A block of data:
··········
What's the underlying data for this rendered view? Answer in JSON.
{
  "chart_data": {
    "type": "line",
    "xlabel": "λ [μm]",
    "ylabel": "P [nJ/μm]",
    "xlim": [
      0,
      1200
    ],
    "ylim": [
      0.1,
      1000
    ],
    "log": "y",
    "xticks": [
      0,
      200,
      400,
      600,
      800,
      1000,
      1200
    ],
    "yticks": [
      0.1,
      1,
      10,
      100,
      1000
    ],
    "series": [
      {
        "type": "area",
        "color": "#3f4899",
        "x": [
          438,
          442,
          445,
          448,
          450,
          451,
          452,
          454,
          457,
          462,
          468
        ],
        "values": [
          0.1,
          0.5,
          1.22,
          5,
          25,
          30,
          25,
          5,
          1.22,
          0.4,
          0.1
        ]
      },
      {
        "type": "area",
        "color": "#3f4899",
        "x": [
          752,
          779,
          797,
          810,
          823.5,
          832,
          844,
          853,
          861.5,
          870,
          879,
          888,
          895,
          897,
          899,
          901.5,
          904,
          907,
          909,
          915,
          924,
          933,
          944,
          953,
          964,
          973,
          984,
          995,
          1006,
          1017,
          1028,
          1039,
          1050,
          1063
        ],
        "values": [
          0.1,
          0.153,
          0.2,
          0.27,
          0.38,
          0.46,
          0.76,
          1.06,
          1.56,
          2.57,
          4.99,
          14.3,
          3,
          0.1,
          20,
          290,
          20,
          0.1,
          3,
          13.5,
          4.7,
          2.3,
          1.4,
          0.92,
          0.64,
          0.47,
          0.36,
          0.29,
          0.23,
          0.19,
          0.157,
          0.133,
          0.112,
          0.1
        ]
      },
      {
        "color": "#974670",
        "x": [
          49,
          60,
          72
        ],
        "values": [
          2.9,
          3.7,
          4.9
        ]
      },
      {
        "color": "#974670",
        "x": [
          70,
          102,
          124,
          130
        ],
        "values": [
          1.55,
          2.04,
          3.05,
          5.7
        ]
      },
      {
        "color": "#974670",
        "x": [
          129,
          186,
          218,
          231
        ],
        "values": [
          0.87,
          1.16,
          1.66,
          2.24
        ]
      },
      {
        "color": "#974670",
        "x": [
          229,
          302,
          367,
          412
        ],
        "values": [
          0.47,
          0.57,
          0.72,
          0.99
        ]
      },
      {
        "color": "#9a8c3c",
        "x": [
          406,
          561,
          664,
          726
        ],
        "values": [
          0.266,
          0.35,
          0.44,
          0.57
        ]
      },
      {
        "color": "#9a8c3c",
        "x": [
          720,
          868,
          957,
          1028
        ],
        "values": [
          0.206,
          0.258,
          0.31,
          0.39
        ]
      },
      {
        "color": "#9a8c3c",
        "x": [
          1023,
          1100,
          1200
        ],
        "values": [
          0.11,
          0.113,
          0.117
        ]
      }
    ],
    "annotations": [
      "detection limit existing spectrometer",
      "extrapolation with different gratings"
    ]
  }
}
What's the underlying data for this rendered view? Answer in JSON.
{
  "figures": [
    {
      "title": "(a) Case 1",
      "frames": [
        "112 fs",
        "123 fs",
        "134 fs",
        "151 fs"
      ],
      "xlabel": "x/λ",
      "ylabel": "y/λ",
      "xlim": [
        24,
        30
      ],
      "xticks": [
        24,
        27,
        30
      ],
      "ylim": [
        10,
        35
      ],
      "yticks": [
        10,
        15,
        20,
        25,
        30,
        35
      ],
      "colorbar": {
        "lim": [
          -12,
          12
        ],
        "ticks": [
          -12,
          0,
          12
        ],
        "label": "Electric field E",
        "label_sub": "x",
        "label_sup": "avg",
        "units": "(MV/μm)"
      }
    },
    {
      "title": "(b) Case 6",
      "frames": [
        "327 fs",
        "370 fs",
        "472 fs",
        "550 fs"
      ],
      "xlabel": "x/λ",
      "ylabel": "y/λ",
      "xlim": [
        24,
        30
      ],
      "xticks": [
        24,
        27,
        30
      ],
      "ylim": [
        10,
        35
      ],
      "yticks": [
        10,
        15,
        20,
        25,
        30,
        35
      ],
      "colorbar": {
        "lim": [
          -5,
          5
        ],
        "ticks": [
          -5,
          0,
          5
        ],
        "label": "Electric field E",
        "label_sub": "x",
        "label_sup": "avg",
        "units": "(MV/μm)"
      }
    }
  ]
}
··········
§ Aim of the exercise: Give an exact repetition of all the material.

§ The reply:
What's the underlying data for this rendered view? Answer in JSON.
{
  "chart_data": {
    "type": "line",
    "xlabel": "λ [μm]",
    "ylabel": "P [nJ/μm]",
    "xlim": [
      0,
      1200
    ],
    "ylim": [
      0.1,
      1000
    ],
    "log": "y",
    "xticks": [
      0,
      200,
      400,
      600,
      800,
      1000,
      1200
    ],
    "yticks": [
      0.1,
      1,
      10,
      100,
      1000
    ],
    "series": [
      {
        "type": "area",
        "color": "#3f4899",
        "x": [
          438,
          442,
          445,
          448,
          450,
          451,
          452,
          454,
          457,
          462,
          468
        ],
        "values": [
          0.1,
          0.5,
          1.22,
          5,
          25,
          30,
          25,
          5,
          1.22,
          0.4,
          0.1
        ]
      },
      {
        "type": "area",
        "color": "#3f4899",
        "x": [
          752,
          779,
          797,
          810,
          823.5,
          832,
          844,
          853,
          861.5,
          870,
          879,
          888,
          895,
          897,
          899,
          901.5,
          904,
          907,
          909,
          915,
          924,
          933,
          944,
          953,
          964,
          973,
          984,
          995,
          1006,
          1017,
          1028,
          1039,
          1050,
          1063
        ],
        "values": [
          0.1,
          0.153,
          0.2,
          0.27,
          0.38,
          0.46,
          0.76,
          1.06,
          1.56,
          2.57,
          4.99,
          14.3,
          3,
          0.1,
          20,
          290,
          20,
          0.1,
          3,
          13.5,
          4.7,
          2.3,
          1.4,
          0.92,
          0.64,
          0.47,
          0.36,
          0.29,
          0.23,
          0.19,
          0.157,
          0.133,
          0.112,
          0.1
        ]
      },
      {
        "color": "#974670",
        "x": [
          49,
          60,
          72
        ],
        "values": [
          2.9,
          3.7,
          4.9
        ]
      },
      {
        "color": "#974670",
        "x": [
          70,
          102,
          124,
          130
        ],
        "values": [
          1.55,
          2.04,
          3.05,
          5.7
        ]
      },
      {
        "color": "#974670",
        "x": [
          129,
          186,
          218,
          231
        ],
        "values": [
          0.87,
          1.16,
          1.66,
          2.24
        ]
      },
      {
        "color": "#974670",
        "x": [
          229,
          302,
          367,
          412
        ],
        "values": [
          0.47,
          0.57,
          0.72,
          0.99
        ]
      },
      {
        "color": "#9a8c3c",
        "x": [
          406,
          561,
          664,
          726
        ],
        "values": [
          0.266,
          0.35,
          0.44,
          0.57
        ]
      },
      {
        "color": "#9a8c3c",
        "x": [
          720,
          868,
          957,
          1028
        ],
        "values": [
          0.206,
          0.258,
          0.31,
          0.39
        ]
      },
      {
        "color": "#9a8c3c",
        "x": [
          1023,
          1100,
          1200
        ],
        "values": [
          0.11,
          0.113,
          0.117
        ]
      }
    ],
    "annotations": [
      "detection limit existing spectrometer",
      "extrapolation with different gratings"
    ]
  }
}
What's the underlying data for this rendered view? Answer in JSON.
{
  "figures": [
    {
      "title": "(a) Case 1",
      "frames": [
        "112 fs",
        "123 fs",
        "134 fs",
        "151 fs"
      ],
      "xlabel": "x/λ",
      "ylabel": "y/λ",
      "xlim": [
        24,
        30
      ],
      "xticks": [
        24,
        27,
        30
      ],
      "ylim": [
        10,
        35
      ],
      "yticks": [
        10,
        15,
        20,
        25,
        30,
        35
      ],
      "colorbar": {
        "lim": [
          -12,
          12
        ],
        "ticks": [
          -12,
          0,
          12
        ],
        "label": "Electric field E",
        "label_sub": "x",
        "label_sup": "avg",
        "units": "(MV/μm)"
      }
    },
    {
      "title": "(b) Case 6",
      "frames": [
        "327 fs",
        "370 fs",
        "472 fs",
        "550 fs"
      ],
      "xlabel": "x/λ",
      "ylabel": "y/λ",
      "xlim": [
        24,
        30
      ],
      "xticks": [
        24,
        27,
        30
      ],
      "ylim": [
        10,
        35
      ],
      "yticks": [
        10,
        15,
        20,
        25,
        30,
        35
      ],
      "colorbar": {
        "lim": [
          -5,
          5
        ],
        "ticks": [
          -5,
          0,
          5
        ],
        "label": "Electric field E",
        "label_sub": "x",
        "label_sup": "avg",
        "units": "(MV/μm)"
      }
    }
  ]
}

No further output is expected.